## Short exercise
Gather all lines in the records below that include the word "ylabel".

+===+

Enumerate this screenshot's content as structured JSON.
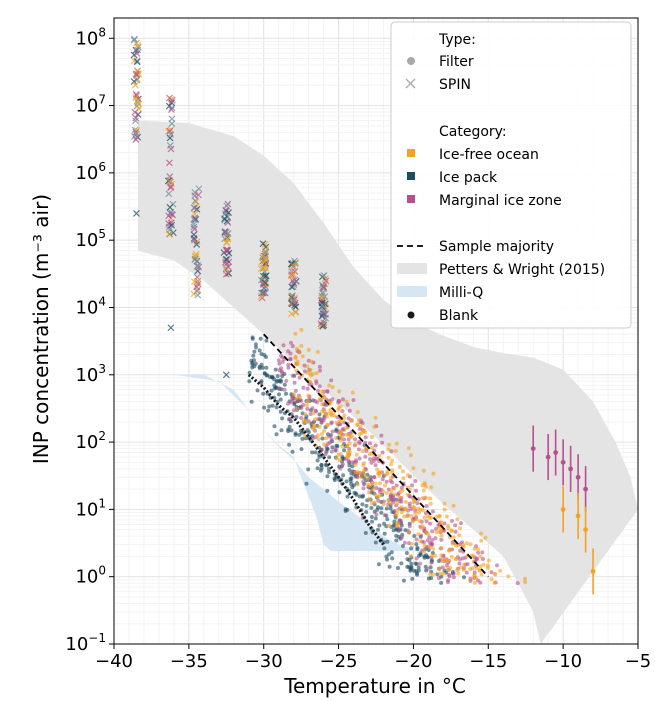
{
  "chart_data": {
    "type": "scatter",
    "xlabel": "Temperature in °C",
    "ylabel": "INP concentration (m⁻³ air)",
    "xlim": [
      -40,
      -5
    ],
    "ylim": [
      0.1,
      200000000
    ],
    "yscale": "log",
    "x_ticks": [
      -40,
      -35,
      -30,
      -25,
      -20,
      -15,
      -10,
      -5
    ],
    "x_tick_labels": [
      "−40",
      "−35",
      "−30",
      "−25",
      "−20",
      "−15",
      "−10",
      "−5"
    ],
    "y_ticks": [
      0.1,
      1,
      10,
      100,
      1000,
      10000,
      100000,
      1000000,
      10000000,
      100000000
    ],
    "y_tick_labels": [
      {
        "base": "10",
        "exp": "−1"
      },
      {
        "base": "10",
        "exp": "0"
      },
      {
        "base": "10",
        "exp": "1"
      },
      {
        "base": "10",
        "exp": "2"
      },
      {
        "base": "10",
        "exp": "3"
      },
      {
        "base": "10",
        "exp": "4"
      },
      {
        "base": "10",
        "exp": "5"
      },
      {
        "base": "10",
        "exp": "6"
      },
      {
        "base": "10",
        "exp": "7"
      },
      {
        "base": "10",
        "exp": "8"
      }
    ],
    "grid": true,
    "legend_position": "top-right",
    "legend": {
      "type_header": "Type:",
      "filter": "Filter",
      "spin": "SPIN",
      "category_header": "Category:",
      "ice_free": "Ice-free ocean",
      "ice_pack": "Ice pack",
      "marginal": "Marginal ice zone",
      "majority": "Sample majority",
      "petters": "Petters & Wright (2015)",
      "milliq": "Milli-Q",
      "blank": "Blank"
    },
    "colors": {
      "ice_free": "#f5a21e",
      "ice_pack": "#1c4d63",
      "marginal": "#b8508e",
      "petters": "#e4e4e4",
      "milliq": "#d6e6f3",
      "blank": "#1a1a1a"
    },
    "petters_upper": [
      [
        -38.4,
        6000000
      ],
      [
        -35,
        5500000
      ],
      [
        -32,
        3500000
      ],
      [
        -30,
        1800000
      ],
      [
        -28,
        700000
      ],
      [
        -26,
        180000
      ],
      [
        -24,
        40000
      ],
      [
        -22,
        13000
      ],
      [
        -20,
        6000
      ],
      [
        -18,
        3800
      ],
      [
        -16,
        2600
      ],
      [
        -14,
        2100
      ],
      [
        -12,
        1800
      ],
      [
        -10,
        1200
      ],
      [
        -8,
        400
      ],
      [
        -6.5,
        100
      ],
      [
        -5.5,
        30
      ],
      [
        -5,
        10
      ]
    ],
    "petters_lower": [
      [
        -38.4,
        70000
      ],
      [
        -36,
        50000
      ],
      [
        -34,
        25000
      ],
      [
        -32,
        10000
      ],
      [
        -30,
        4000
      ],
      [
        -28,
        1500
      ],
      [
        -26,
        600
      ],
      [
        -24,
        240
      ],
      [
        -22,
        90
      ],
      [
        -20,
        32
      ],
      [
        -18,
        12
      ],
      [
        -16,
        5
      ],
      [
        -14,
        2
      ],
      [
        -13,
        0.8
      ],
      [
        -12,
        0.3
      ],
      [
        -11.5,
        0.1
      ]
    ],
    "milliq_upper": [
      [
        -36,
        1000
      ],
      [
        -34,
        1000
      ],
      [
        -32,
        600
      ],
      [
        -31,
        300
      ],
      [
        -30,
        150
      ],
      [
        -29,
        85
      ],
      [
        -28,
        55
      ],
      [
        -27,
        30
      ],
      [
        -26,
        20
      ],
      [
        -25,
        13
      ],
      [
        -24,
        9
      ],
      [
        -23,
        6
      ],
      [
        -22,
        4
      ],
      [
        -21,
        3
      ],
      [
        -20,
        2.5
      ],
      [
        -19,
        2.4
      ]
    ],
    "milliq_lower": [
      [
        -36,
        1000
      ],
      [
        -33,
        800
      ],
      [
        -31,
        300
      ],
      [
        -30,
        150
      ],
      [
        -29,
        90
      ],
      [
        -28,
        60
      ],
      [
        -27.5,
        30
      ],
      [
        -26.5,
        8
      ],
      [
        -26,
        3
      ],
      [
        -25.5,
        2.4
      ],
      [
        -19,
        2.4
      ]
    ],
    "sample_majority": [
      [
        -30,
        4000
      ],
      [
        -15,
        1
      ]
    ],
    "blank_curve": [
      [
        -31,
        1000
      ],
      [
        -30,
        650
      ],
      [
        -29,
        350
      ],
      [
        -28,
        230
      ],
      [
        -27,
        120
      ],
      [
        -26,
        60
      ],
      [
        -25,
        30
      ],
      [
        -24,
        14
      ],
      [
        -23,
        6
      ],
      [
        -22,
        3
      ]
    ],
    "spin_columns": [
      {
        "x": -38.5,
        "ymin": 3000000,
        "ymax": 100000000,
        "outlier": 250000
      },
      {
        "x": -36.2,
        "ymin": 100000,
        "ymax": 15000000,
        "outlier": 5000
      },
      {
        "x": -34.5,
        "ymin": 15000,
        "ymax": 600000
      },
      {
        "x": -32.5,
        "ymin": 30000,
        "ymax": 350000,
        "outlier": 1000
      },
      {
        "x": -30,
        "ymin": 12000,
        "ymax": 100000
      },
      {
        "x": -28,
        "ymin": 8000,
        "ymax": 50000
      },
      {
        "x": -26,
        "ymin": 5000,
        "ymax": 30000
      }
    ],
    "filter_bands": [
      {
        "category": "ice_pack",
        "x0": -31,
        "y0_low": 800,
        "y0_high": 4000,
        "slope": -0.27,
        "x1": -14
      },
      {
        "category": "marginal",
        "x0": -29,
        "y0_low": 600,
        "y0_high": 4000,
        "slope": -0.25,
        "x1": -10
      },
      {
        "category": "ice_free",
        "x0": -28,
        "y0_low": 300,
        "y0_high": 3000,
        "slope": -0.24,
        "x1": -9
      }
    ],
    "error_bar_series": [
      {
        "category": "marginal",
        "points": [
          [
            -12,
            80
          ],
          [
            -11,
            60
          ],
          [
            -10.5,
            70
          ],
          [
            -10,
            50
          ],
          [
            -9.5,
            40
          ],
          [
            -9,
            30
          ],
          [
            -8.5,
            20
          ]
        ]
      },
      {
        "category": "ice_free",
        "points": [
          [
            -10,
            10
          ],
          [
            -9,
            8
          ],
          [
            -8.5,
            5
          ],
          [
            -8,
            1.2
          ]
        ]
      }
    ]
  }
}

+===+

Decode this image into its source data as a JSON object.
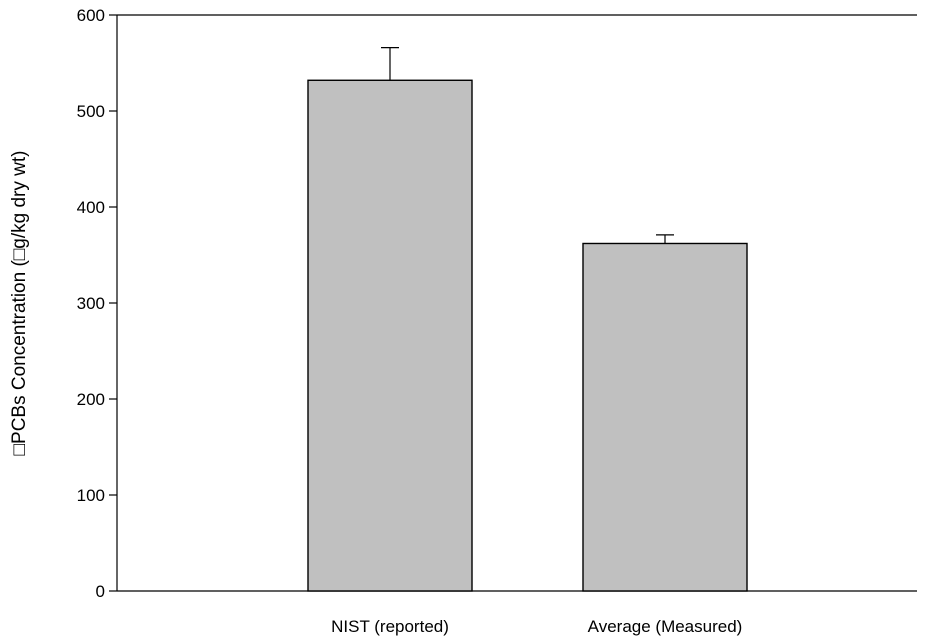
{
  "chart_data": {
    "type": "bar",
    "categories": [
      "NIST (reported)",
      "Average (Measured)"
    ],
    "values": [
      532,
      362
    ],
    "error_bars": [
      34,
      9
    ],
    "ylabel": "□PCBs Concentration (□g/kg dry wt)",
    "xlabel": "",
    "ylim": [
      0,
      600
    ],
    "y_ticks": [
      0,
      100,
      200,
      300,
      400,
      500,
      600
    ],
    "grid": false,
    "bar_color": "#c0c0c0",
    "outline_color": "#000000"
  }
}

+===+

## Exercise solution
    "ylabel": "INP concentration (m⁻³ air)",
    "ylabel": "□PCBs Concentration (□g/kg dry wt)",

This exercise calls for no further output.